§ Aim
Without the images, write out the whole listing exactly.
### Dataset extract
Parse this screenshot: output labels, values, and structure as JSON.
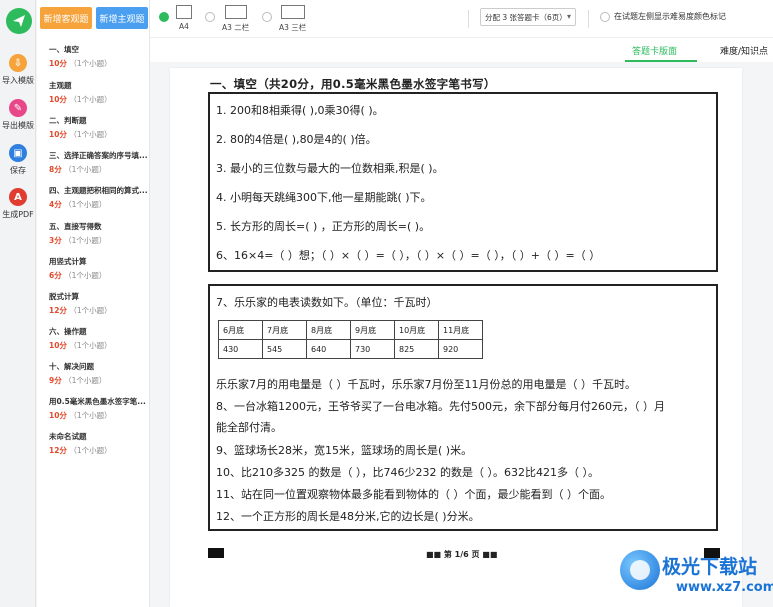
{
  "rail": {
    "items": [
      {
        "label": "导入模版",
        "color": "#f5a33a"
      },
      {
        "label": "导出模版",
        "color": "#e8478a"
      },
      {
        "label": "保存",
        "color": "#2f7fe0"
      },
      {
        "label": "生成PDF",
        "color": "#e03c31"
      }
    ]
  },
  "top_buttons": {
    "add_objective": "新增客观题",
    "add_subjective": "新增主观题"
  },
  "questions": [
    {
      "title": "一、填空",
      "points": "10分",
      "sub": "（1个小题）"
    },
    {
      "title": "主观题",
      "points": "10分",
      "sub": "（1个小题）"
    },
    {
      "title": "二、判断题",
      "points": "10分",
      "sub": "（1个小题）"
    },
    {
      "title": "三、选择正确答案的序号填...",
      "points": "8分",
      "sub": "（1个小题）"
    },
    {
      "title": "四、主观题把积相同的算式...",
      "points": "4分",
      "sub": "（1个小题）"
    },
    {
      "title": "五、直接写得数",
      "points": "3分",
      "sub": "（1个小题）"
    },
    {
      "title": "用竖式计算",
      "points": "6分",
      "sub": "（1个小题）"
    },
    {
      "title": "脱式计算",
      "points": "12分",
      "sub": "（1个小题）"
    },
    {
      "title": "六、操作题",
      "points": "10分",
      "sub": "（1个小题）"
    },
    {
      "title": "十、解决问题",
      "points": "9分",
      "sub": "（1个小题）"
    },
    {
      "title": "用0.5毫米黑色墨水签字笔...",
      "points": "10分",
      "sub": "（1个小题）"
    },
    {
      "title": "未命名试题",
      "points": "12分",
      "sub": "（1个小题）"
    }
  ],
  "toolbar": {
    "paper_options": [
      "A4",
      "A3 二栏",
      "A3 三栏"
    ],
    "selected_paper": "A4",
    "card_select": "分配 3 张答题卡（6页）",
    "hint_checkbox": "在试题左侧显示难易度颜色标记"
  },
  "tabs": [
    "答题卡版面",
    "难度/知识点"
  ],
  "active_tab": "答题卡版面",
  "document": {
    "section_title": "一、填空（共20分，用0.5毫米黑色墨水签字笔书写）",
    "box1_lines": [
      "1. 200和8相乘得(      ),0乘30得(      )。",
      "2. 80的4倍是(      ),80是4的(      )倍。",
      "3. 最小的三位数与最大的一位数相乘,积是(      )。",
      "4. 小明每天跳绳300下,他一星期能跳(      )下。",
      "5. 长方形的周长=(                ) ，正方形的周长=(              )。",
      "6、16×4=（ ）想；（ ）×（ ）=（ ），（ ）×（ ）=（ ），（ ）+（ ）=（ ）"
    ],
    "q7_title": "7、乐乐家的电表读数如下。（单位：千瓦时）",
    "meter_months": [
      "6月底",
      "7月底",
      "8月底",
      "9月底",
      "10月底",
      "11月底"
    ],
    "meter_values": [
      "430",
      "545",
      "640",
      "730",
      "825",
      "920"
    ],
    "box2_lines": [
      "乐乐家7月的用电量是（    ）千瓦时，乐乐家7月份至11月份总的用电量是（      ）千瓦时。",
      "8、一台冰箱1200元，王爷爷买了一台电冰箱。先付500元，余下部分每月付260元，（   ）月",
      "能全部付清。",
      "9、篮球场长28米，宽15米，篮球场的周长是(      )米。",
      "10、比210多325 的数是（    ），比746少232 的数是（   ）。632比421多（   ）。",
      "11、站在同一位置观察物体最多能看到物体的（   ）个面，最少能看到（   ）个面。",
      "12、一个正方形的周长是48分米,它的边长是(     )分米。"
    ],
    "page_number": "■■ 第 1/6 页 ■■"
  },
  "watermark": {
    "name": "极光下载站",
    "url": "www.xz7.com"
  },
  "colors": {
    "accent": "#2dbb5d",
    "points": "#e04b2e",
    "orange": "#f5a33a",
    "blue": "#4b9ff0"
  }
}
######
§ Task solution
Parse this screenshot: output labels, values, and structure as JSON.
{
  "rail": {
    "items": [
      {
        "label": "导入模版",
        "color": "#f5a33a"
      },
      {
        "label": "导出模版",
        "color": "#e8478a"
      },
      {
        "label": "保存",
        "color": "#2f7fe0"
      },
      {
        "label": "生成PDF",
        "color": "#e03c31"
      }
    ]
  },
  "top_buttons": {
    "add_objective": "新增客观题",
    "add_subjective": "新增主观题"
  },
  "questions": [
    {
      "title": "一、填空",
      "points": "10分",
      "sub": "（1个小题）"
    },
    {
      "title": "主观题",
      "points": "10分",
      "sub": "（1个小题）"
    },
    {
      "title": "二、判断题",
      "points": "10分",
      "sub": "（1个小题）"
    },
    {
      "title": "三、选择正确答案的序号填...",
      "points": "8分",
      "sub": "（1个小题）"
    },
    {
      "title": "四、主观题把积相同的算式...",
      "points": "4分",
      "sub": "（1个小题）"
    },
    {
      "title": "五、直接写得数",
      "points": "3分",
      "sub": "（1个小题）"
    },
    {
      "title": "用竖式计算",
      "points": "6分",
      "sub": "（1个小题）"
    },
    {
      "title": "脱式计算",
      "points": "12分",
      "sub": "（1个小题）"
    },
    {
      "title": "六、操作题",
      "points": "10分",
      "sub": "（1个小题）"
    },
    {
      "title": "十、解决问题",
      "points": "9分",
      "sub": "（1个小题）"
    },
    {
      "title": "用0.5毫米黑色墨水签字笔...",
      "points": "10分",
      "sub": "（1个小题）"
    },
    {
      "title": "未命名试题",
      "points": "12分",
      "sub": "（1个小题）"
    }
  ],
  "toolbar": {
    "paper_options": [
      "A4",
      "A3 二栏",
      "A3 三栏"
    ],
    "selected_paper": "A4",
    "card_select": "分配 3 张答题卡（6页）",
    "hint_checkbox": "在试题左侧显示难易度颜色标记"
  },
  "tabs": [
    "答题卡版面",
    "难度/知识点"
  ],
  "active_tab": "答题卡版面",
  "document": {
    "section_title": "一、填空（共20分，用0.5毫米黑色墨水签字笔书写）",
    "box1_lines": [
      "1. 200和8相乘得(      ),0乘30得(      )。",
      "2. 80的4倍是(      ),80是4的(      )倍。",
      "3. 最小的三位数与最大的一位数相乘,积是(      )。",
      "4. 小明每天跳绳300下,他一星期能跳(      )下。",
      "5. 长方形的周长=(                ) ，正方形的周长=(              )。",
      "6、16×4=（ ）想；（ ）×（ ）=（ ），（ ）×（ ）=（ ），（ ）+（ ）=（ ）"
    ],
    "q7_title": "7、乐乐家的电表读数如下。（单位：千瓦时）",
    "meter_months": [
      "6月底",
      "7月底",
      "8月底",
      "9月底",
      "10月底",
      "11月底"
    ],
    "meter_values": [
      "430",
      "545",
      "640",
      "730",
      "825",
      "920"
    ],
    "box2_lines": [
      "乐乐家7月的用电量是（    ）千瓦时，乐乐家7月份至11月份总的用电量是（      ）千瓦时。",
      "8、一台冰箱1200元，王爷爷买了一台电冰箱。先付500元，余下部分每月付260元，（   ）月",
      "能全部付清。",
      "9、篮球场长28米，宽15米，篮球场的周长是(      )米。",
      "10、比210多325 的数是（    ），比746少232 的数是（   ）。632比421多（   ）。",
      "11、站在同一位置观察物体最多能看到物体的（   ）个面，最少能看到（   ）个面。",
      "12、一个正方形的周长是48分米,它的边长是(     )分米。"
    ],
    "page_number": "■■ 第 1/6 页 ■■"
  },
  "watermark": {
    "name": "极光下载站",
    "url": "www.xz7.com"
  },
  "colors": {
    "accent": "#2dbb5d",
    "points": "#e04b2e",
    "orange": "#f5a33a",
    "blue": "#4b9ff0"
  }
}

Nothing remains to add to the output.